- **WHAT THIS TASK INVOLVES**: Records follow. Select each line holding "proteina".

- **EXERCISE DATA**:
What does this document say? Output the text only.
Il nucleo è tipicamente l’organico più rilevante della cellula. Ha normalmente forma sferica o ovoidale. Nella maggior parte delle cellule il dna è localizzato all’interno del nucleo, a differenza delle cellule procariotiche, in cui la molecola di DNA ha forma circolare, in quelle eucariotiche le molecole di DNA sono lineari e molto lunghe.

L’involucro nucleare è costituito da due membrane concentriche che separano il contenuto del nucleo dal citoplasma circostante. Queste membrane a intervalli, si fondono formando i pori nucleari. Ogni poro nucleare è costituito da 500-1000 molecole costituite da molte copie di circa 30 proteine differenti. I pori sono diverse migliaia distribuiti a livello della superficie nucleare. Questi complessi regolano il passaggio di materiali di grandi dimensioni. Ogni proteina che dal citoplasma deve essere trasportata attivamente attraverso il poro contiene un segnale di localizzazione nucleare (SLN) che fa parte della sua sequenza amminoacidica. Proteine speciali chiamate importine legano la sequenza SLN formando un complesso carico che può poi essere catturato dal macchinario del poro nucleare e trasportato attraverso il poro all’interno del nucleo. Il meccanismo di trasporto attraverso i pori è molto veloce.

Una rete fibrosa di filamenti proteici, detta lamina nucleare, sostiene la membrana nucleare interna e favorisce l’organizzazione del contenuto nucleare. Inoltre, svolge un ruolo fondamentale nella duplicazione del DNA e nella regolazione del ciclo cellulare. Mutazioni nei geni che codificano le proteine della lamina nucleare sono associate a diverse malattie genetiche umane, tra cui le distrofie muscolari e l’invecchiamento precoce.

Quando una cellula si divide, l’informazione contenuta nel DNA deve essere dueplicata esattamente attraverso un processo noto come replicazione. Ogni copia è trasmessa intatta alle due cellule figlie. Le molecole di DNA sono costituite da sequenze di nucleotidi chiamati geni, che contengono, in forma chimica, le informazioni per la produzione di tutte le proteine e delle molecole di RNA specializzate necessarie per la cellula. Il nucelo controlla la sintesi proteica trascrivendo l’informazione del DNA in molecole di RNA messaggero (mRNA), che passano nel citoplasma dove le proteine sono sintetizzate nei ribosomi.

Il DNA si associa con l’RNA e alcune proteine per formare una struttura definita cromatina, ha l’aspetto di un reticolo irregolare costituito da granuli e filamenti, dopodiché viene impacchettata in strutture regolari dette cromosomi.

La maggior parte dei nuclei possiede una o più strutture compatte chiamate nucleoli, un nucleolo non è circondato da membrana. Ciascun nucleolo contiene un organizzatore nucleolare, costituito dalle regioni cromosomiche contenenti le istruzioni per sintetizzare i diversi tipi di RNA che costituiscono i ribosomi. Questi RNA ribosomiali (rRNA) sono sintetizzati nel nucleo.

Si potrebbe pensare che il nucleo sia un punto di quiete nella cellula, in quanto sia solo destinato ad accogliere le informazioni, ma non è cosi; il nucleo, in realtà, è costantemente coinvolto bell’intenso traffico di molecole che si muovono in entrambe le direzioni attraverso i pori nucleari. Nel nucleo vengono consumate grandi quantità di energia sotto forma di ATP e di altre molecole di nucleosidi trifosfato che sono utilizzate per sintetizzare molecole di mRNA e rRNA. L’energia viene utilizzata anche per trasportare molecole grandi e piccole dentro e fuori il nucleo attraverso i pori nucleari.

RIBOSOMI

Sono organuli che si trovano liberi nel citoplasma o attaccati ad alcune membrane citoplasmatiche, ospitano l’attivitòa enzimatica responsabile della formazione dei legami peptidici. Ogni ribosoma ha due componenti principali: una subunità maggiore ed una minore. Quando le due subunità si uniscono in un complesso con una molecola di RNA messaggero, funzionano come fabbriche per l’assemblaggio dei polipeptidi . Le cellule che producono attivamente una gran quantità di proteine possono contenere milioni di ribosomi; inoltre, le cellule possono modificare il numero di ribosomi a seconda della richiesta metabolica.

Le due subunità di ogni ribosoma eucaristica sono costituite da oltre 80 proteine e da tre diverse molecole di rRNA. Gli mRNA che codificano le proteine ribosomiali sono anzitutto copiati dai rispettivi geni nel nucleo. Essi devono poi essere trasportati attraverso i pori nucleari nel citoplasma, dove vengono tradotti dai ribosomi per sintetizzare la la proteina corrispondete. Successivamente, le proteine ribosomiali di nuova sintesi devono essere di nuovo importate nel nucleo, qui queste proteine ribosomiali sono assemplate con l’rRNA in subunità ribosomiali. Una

---

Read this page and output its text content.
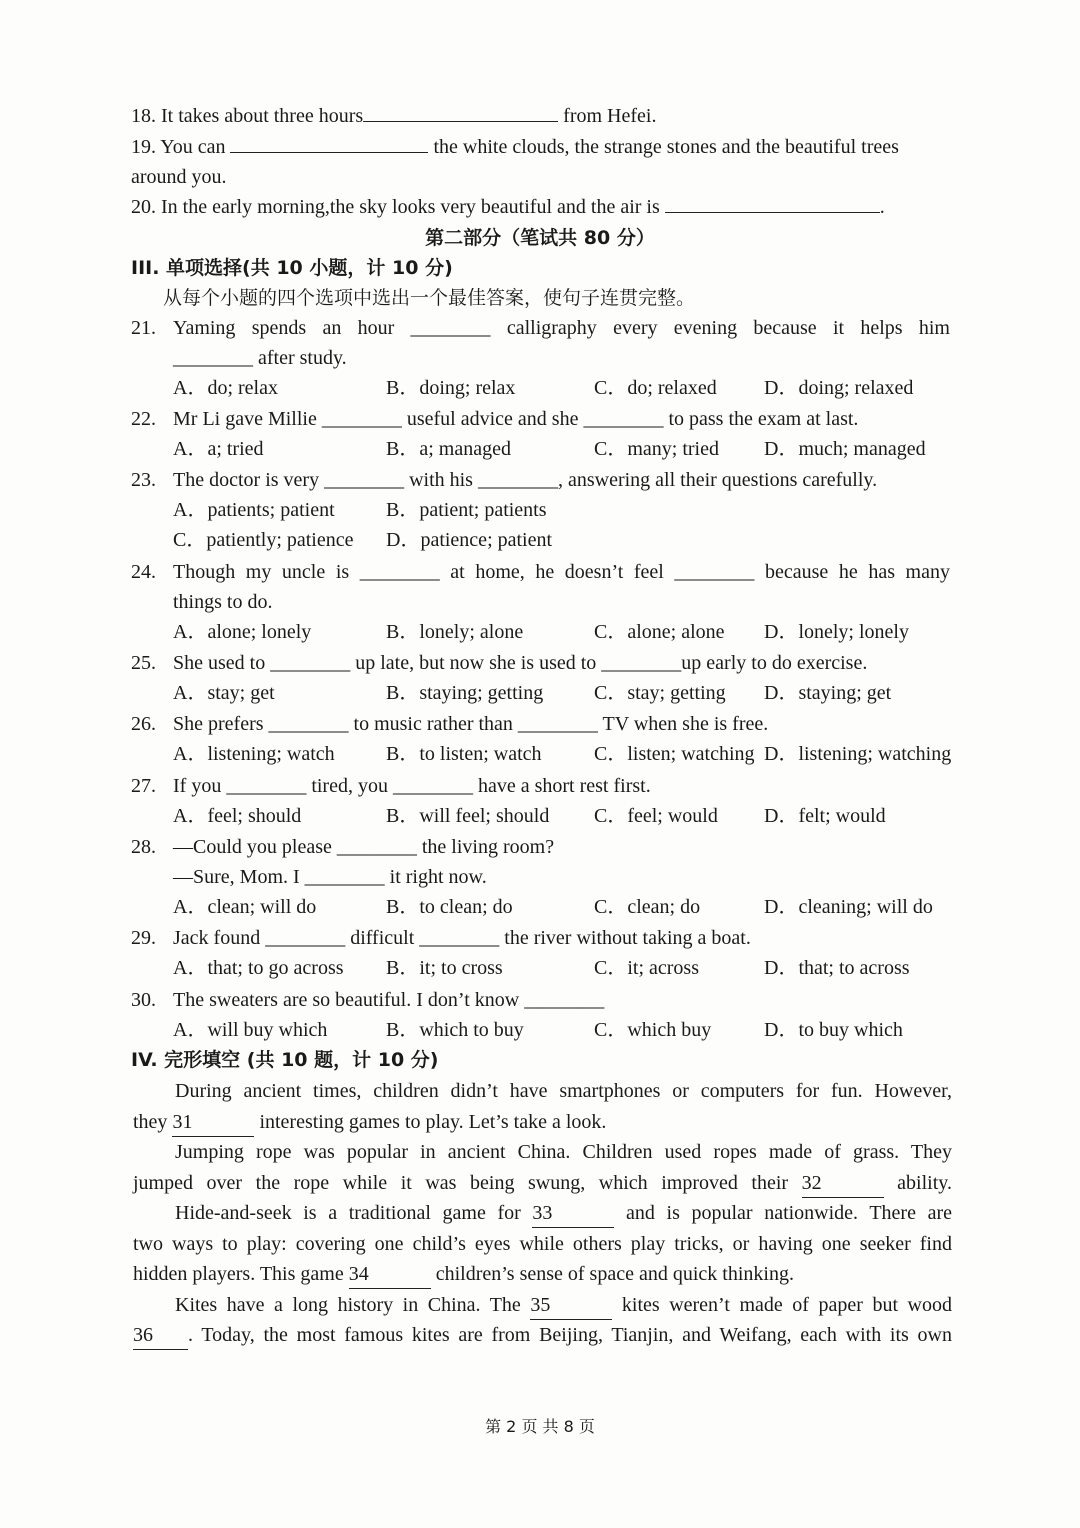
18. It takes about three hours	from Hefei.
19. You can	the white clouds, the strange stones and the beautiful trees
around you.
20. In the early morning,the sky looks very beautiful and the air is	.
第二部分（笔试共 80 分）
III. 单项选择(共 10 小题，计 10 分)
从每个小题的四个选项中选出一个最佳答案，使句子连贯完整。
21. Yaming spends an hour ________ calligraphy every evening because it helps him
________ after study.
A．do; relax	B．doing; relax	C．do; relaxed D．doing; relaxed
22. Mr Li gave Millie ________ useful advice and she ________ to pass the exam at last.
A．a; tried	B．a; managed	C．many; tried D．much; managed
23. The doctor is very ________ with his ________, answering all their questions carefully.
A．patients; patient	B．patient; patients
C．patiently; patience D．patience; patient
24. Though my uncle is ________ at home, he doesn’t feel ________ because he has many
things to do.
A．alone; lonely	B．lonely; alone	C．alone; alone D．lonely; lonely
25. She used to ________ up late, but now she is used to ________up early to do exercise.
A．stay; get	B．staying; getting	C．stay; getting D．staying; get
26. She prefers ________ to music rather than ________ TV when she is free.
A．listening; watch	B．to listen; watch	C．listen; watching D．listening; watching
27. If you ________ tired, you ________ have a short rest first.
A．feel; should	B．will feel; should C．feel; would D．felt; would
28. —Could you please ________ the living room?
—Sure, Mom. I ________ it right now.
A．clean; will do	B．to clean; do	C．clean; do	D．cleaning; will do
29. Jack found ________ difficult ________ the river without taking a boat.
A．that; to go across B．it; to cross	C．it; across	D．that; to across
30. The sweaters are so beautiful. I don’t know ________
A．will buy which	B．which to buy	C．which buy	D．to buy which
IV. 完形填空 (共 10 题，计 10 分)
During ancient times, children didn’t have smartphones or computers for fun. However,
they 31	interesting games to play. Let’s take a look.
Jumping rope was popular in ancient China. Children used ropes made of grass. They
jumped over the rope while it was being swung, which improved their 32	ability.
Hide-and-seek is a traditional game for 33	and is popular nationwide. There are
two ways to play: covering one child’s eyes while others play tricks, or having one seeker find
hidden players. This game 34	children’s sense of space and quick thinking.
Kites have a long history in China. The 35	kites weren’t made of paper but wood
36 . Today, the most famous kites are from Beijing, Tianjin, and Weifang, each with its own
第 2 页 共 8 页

- **SOLUTION FOR THIS PROBLEM**:
L’involucro nucleare è costituito da due membrane concentriche che separano il contenuto del nucleo dal citoplasma circostante. Queste membrane a intervalli, si fondono formando i pori nucleari. Ogni poro nucleare è costituito da 500-1000 molecole costituite da molte copie di circa 30 proteine differenti. I pori sono diverse migliaia distribuiti a livello della superficie nucleare. Questi complessi regolano il passaggio di materiali di grandi dimensioni. Ogni proteina che dal citoplasma deve essere trasportata attivamente attraverso il poro contiene un segnale di localizzazione nucleare (SLN) che fa parte della sua sequenza amminoacidica. Proteine speciali chiamate importine legano la sequenza SLN formando un complesso carico che può poi essere catturato dal macchinario del poro nucleare e trasportato attraverso il poro all’interno del nucleo. Il meccanismo di trasporto attraverso i pori è molto veloce.
Le due subunità di ogni ribosoma eucaristica sono costituite da oltre 80 proteine e da tre diverse molecole di rRNA. Gli mRNA che codificano le proteine ribosomiali sono anzitutto copiati dai rispettivi geni nel nucleo. Essi devono poi essere trasportati attraverso i pori nucleari nel citoplasma, dove vengono tradotti dai ribosomi per sintetizzare la la proteina corrispondete. Successivamente, le proteine ribosomiali di nuova sintesi devono essere di nuovo importate nel nucleo, qui queste proteine ribosomiali sono assemplate con l’rRNA in subunità ribosomiali. Una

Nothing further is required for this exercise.